# DATA SHOWN
========

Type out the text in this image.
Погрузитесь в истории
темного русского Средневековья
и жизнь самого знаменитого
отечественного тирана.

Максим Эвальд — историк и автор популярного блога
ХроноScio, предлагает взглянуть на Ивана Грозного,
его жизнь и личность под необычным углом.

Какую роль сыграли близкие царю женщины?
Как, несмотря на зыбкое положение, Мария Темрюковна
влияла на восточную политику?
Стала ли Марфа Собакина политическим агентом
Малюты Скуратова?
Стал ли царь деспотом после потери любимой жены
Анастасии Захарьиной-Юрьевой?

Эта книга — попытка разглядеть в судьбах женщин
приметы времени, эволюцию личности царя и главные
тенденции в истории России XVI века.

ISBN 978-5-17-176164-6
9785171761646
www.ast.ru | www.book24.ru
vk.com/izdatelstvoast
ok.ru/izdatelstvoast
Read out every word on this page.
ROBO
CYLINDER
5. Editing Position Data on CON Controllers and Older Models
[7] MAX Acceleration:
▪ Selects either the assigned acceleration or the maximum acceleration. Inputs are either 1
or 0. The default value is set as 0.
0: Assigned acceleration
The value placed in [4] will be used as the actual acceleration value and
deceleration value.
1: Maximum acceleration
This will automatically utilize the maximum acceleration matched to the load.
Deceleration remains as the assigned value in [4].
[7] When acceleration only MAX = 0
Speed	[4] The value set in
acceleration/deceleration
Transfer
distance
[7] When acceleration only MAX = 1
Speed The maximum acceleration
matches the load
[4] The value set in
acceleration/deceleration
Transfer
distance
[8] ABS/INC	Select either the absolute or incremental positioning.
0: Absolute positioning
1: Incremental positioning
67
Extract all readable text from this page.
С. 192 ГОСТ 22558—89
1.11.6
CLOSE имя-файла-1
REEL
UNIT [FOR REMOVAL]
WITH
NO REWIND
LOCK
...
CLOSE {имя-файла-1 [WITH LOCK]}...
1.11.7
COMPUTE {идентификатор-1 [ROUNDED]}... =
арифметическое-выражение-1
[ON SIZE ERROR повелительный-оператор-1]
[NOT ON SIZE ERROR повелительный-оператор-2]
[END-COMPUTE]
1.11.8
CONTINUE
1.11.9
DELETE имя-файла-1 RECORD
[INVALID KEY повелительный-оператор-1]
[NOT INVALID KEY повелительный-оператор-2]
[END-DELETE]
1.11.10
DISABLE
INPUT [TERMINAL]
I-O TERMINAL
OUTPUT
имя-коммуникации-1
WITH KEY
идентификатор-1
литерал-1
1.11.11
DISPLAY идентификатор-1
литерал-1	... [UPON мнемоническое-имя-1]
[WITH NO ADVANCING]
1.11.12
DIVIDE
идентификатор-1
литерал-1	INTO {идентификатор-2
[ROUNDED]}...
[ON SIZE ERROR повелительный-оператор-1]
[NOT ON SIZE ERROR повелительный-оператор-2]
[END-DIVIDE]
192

========

Each line from the one containing "Extract all readable text from this page." through the end of the entries, both included, is to be returned exactly, with no other lines.

Extract all readable text from this page.
С. 192 ГОСТ 22558—89
1.11.6
CLOSE имя-файла-1
REEL
UNIT [FOR REMOVAL]
WITH
NO REWIND
LOCK
...
CLOSE {имя-файла-1 [WITH LOCK]}...
1.11.7
COMPUTE {идентификатор-1 [ROUNDED]}... =
арифметическое-выражение-1
[ON SIZE ERROR повелительный-оператор-1]
[NOT ON SIZE ERROR повелительный-оператор-2]
[END-COMPUTE]
1.11.8
CONTINUE
1.11.9
DELETE имя-файла-1 RECORD
[INVALID KEY повелительный-оператор-1]
[NOT INVALID KEY повелительный-оператор-2]
[END-DELETE]
1.11.10
DISABLE
INPUT [TERMINAL]
I-O TERMINAL
OUTPUT
имя-коммуникации-1
WITH KEY
идентификатор-1
литерал-1
1.11.11
DISPLAY идентификатор-1
литерал-1	... [UPON мнемоническое-имя-1]
[WITH NO ADVANCING]
1.11.12
DIVIDE
идентификатор-1
литерал-1	INTO {идентификатор-2
[ROUNDED]}...
[ON SIZE ERROR повелительный-оператор-1]
[NOT ON SIZE ERROR повелительный-оператор-2]
[END-DIVIDE]
192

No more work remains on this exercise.